[RECORDED DATA start]
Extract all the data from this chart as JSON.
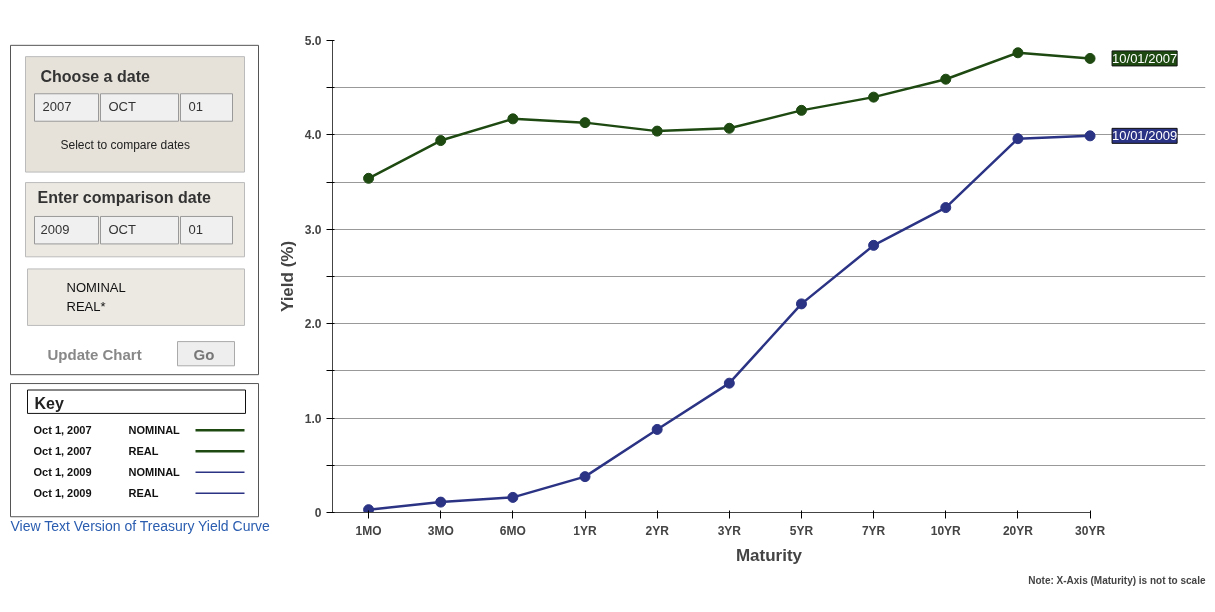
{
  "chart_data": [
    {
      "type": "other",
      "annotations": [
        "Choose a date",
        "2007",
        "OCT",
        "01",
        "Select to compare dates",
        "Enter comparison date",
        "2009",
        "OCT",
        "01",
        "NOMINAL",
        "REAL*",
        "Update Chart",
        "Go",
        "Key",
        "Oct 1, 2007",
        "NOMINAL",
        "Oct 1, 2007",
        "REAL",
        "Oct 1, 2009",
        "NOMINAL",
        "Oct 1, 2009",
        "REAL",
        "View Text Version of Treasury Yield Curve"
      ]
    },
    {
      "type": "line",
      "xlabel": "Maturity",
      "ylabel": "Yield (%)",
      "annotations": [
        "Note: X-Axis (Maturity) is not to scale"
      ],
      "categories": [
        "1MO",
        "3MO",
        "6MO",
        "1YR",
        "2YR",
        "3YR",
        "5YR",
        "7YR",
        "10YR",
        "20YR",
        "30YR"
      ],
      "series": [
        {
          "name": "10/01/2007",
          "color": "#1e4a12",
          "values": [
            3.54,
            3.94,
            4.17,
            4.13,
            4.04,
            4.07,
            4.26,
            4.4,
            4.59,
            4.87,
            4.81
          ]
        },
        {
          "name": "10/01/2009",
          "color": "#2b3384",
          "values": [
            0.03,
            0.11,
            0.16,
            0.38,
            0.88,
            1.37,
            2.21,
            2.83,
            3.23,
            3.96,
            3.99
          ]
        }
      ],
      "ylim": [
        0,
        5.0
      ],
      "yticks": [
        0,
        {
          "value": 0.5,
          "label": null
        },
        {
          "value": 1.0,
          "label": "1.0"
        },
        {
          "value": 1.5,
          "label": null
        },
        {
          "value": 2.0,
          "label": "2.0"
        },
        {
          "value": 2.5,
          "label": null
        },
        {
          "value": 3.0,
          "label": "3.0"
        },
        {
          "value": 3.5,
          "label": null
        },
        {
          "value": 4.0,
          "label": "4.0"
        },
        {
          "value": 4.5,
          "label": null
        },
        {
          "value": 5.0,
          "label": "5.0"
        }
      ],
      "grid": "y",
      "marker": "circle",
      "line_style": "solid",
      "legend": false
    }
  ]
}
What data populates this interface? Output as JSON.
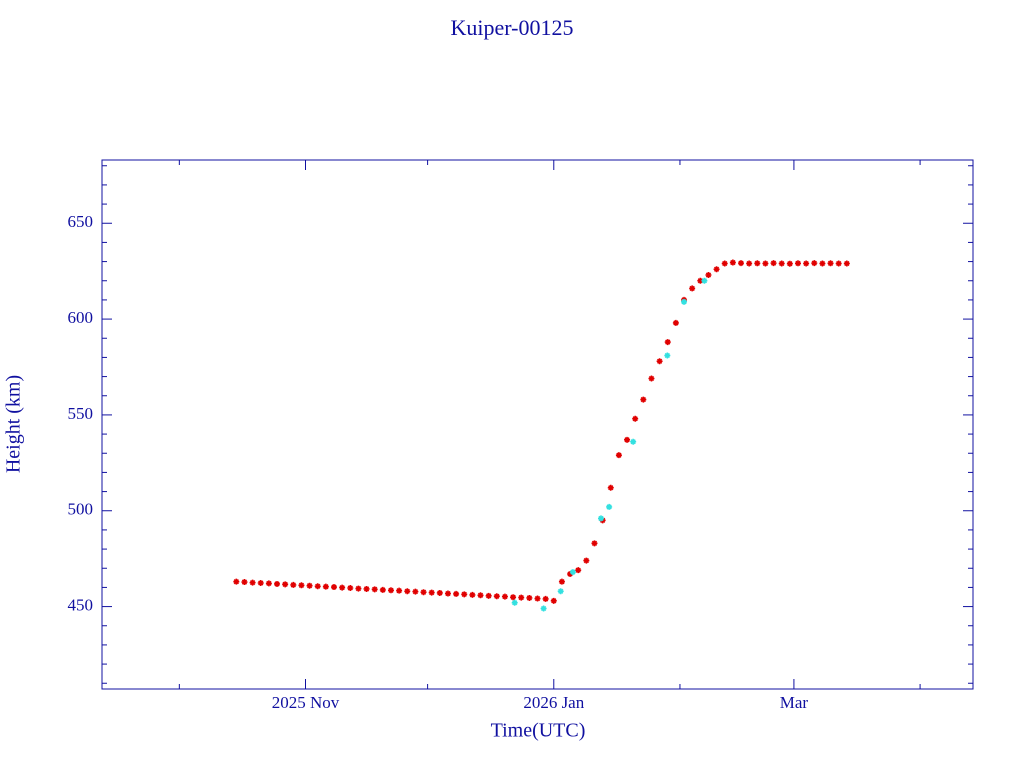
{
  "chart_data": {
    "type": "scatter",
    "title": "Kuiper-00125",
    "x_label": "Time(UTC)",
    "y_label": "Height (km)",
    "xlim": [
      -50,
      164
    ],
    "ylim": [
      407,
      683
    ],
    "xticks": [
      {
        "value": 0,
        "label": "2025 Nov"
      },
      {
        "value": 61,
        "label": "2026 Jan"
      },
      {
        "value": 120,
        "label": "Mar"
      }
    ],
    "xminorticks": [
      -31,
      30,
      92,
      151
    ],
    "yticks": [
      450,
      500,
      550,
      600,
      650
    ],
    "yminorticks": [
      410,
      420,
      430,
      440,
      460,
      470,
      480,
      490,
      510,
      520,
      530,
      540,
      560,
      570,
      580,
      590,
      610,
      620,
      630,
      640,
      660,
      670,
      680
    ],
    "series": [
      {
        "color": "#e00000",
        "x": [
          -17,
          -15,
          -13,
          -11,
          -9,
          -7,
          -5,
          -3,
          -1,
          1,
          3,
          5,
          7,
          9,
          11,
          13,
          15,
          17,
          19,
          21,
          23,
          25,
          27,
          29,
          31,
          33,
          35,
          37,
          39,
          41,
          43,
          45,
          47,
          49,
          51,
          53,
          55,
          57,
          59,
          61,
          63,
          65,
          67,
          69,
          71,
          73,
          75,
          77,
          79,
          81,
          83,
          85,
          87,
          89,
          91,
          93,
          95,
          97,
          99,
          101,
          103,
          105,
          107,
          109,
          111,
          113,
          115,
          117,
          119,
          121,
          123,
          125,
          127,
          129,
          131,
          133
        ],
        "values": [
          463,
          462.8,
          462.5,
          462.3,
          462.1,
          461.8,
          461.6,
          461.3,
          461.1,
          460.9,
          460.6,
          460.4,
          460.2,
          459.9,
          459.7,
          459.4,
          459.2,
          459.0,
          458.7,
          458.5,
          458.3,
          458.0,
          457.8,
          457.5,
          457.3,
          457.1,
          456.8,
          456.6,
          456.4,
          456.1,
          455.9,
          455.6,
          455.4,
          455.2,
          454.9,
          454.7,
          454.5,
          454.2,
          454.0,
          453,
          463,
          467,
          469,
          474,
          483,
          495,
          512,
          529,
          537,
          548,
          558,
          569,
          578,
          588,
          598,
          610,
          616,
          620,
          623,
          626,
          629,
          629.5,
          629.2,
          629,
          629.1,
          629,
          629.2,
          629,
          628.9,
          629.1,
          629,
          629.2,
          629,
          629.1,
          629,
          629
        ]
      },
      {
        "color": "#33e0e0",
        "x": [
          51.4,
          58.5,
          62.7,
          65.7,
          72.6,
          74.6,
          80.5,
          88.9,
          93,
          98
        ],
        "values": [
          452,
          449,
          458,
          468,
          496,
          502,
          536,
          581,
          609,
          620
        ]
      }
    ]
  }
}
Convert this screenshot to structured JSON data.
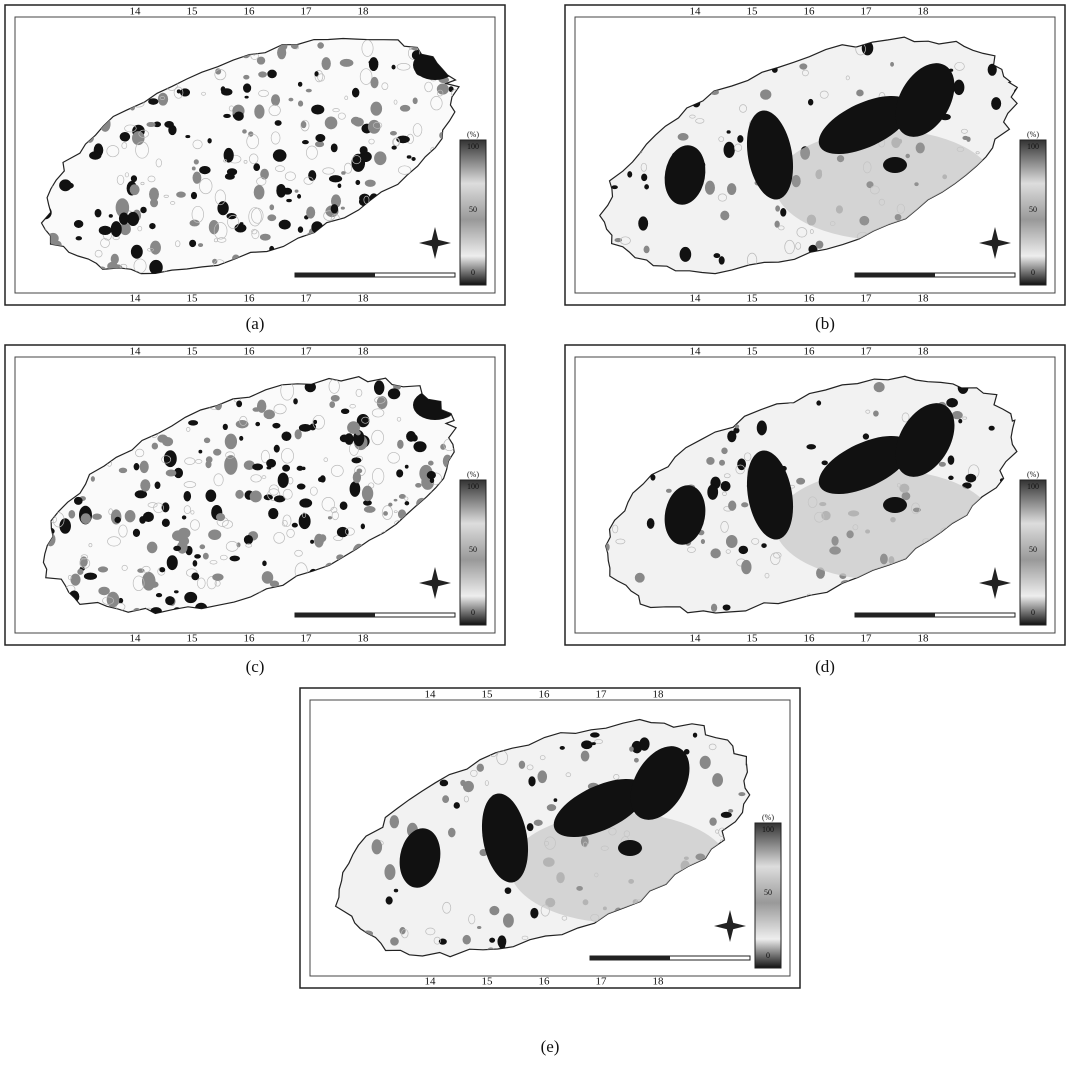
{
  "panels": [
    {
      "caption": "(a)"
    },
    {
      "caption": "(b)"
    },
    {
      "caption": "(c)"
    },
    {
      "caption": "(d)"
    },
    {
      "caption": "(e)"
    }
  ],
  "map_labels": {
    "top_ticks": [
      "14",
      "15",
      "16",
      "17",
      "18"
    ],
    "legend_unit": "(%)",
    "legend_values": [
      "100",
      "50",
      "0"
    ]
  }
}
[RECORDED DATA end]
**OBJECTIVE:**
Write the records out again in full, exactly, and skip every picture.

**ANSWER IN FULL:**
Extract all the data from this chart as JSON.
{
  "chart_data": [
    {
      "type": "other",
      "annotations": [
        "Choose a date",
        "2007",
        "OCT",
        "01",
        "Select to compare dates",
        "Enter comparison date",
        "2009",
        "OCT",
        "01",
        "NOMINAL",
        "REAL*",
        "Update Chart",
        "Go",
        "Key",
        "Oct 1, 2007",
        "NOMINAL",
        "Oct 1, 2007",
        "REAL",
        "Oct 1, 2009",
        "NOMINAL",
        "Oct 1, 2009",
        "REAL",
        "View Text Version of Treasury Yield Curve"
      ]
    },
    {
      "type": "line",
      "xlabel": "Maturity",
      "ylabel": "Yield (%)",
      "annotations": [
        "Note: X-Axis (Maturity) is not to scale"
      ],
      "categories": [
        "1MO",
        "3MO",
        "6MO",
        "1YR",
        "2YR",
        "3YR",
        "5YR",
        "7YR",
        "10YR",
        "20YR",
        "30YR"
      ],
      "series": [
        {
          "name": "10/01/2007",
          "color": "#1e4a12",
          "values": [
            3.54,
            3.94,
            4.17,
            4.13,
            4.04,
            4.07,
            4.26,
            4.4,
            4.59,
            4.87,
            4.81
          ]
        },
        {
          "name": "10/01/2009",
          "color": "#2b3384",
          "values": [
            0.03,
            0.11,
            0.16,
            0.38,
            0.88,
            1.37,
            2.21,
            2.83,
            3.23,
            3.96,
            3.99
          ]
        }
      ],
      "ylim": [
        0,
        5.0
      ],
      "yticks": [
        0,
        {
          "value": 0.5,
          "label": null
        },
        {
          "value": 1.0,
          "label": "1.0"
        },
        {
          "value": 1.5,
          "label": null
        },
        {
          "value": 2.0,
          "label": "2.0"
        },
        {
          "value": 2.5,
          "label": null
        },
        {
          "value": 3.0,
          "label": "3.0"
        },
        {
          "value": 3.5,
          "label": null
        },
        {
          "value": 4.0,
          "label": "4.0"
        },
        {
          "value": 4.5,
          "label": null
        },
        {
          "value": 5.0,
          "label": "5.0"
        }
      ],
      "grid": "y",
      "marker": "circle",
      "line_style": "solid",
      "legend": false
    }
  ]
}
What data populates this interface? Output as JSON.
{
  "chart_data": {
    "type": "scatter",
    "title": "Kuiper-00125",
    "x_label": "Time(UTC)",
    "y_label": "Height (km)",
    "xlim": [
      -50,
      164
    ],
    "ylim": [
      407,
      683
    ],
    "xticks": [
      {
        "value": 0,
        "label": "2025 Nov"
      },
      {
        "value": 61,
        "label": "2026 Jan"
      },
      {
        "value": 120,
        "label": "Mar"
      }
    ],
    "xminorticks": [
      -31,
      30,
      92,
      151
    ],
    "yticks": [
      450,
      500,
      550,
      600,
      650
    ],
    "yminorticks": [
      410,
      420,
      430,
      440,
      460,
      470,
      480,
      490,
      510,
      520,
      530,
      540,
      560,
      570,
      580,
      590,
      610,
      620,
      630,
      640,
      660,
      670,
      680
    ],
    "series": [
      {
        "color": "#e00000",
        "x": [
          -17,
          -15,
          -13,
          -11,
          -9,
          -7,
          -5,
          -3,
          -1,
          1,
          3,
          5,
          7,
          9,
          11,
          13,
          15,
          17,
          19,
          21,
          23,
          25,
          27,
          29,
          31,
          33,
          35,
          37,
          39,
          41,
          43,
          45,
          47,
          49,
          51,
          53,
          55,
          57,
          59,
          61,
          63,
          65,
          67,
          69,
          71,
          73,
          75,
          77,
          79,
          81,
          83,
          85,
          87,
          89,
          91,
          93,
          95,
          97,
          99,
          101,
          103,
          105,
          107,
          109,
          111,
          113,
          115,
          117,
          119,
          121,
          123,
          125,
          127,
          129,
          131,
          133
        ],
        "values": [
          463,
          462.8,
          462.5,
          462.3,
          462.1,
          461.8,
          461.6,
          461.3,
          461.1,
          460.9,
          460.6,
          460.4,
          460.2,
          459.9,
          459.7,
          459.4,
          459.2,
          459.0,
          458.7,
          458.5,
          458.3,
          458.0,
          457.8,
          457.5,
          457.3,
          457.1,
          456.8,
          456.6,
          456.4,
          456.1,
          455.9,
          455.6,
          455.4,
          455.2,
          454.9,
          454.7,
          454.5,
          454.2,
          454.0,
          453,
          463,
          467,
          469,
          474,
          483,
          495,
          512,
          529,
          537,
          548,
          558,
          569,
          578,
          588,
          598,
          610,
          616,
          620,
          623,
          626,
          629,
          629.5,
          629.2,
          629,
          629.1,
          629,
          629.2,
          629,
          628.9,
          629.1,
          629,
          629.2,
          629,
          629.1,
          629,
          629
        ]
      },
      {
        "color": "#33e0e0",
        "x": [
          51.4,
          58.5,
          62.7,
          65.7,
          72.6,
          74.6,
          80.5,
          88.9,
          93,
          98
        ],
        "values": [
          452,
          449,
          458,
          468,
          496,
          502,
          536,
          581,
          609,
          620
        ]
      }
    ]
  }
}
Convert this screenshot to structured JSON data.
{
  "panels": [
    {
      "caption": "(a)"
    },
    {
      "caption": "(b)"
    },
    {
      "caption": "(c)"
    },
    {
      "caption": "(d)"
    },
    {
      "caption": "(e)"
    }
  ],
  "map_labels": {
    "top_ticks": [
      "14",
      "15",
      "16",
      "17",
      "18"
    ],
    "legend_unit": "(%)",
    "legend_values": [
      "100",
      "50",
      "0"
    ]
  }
}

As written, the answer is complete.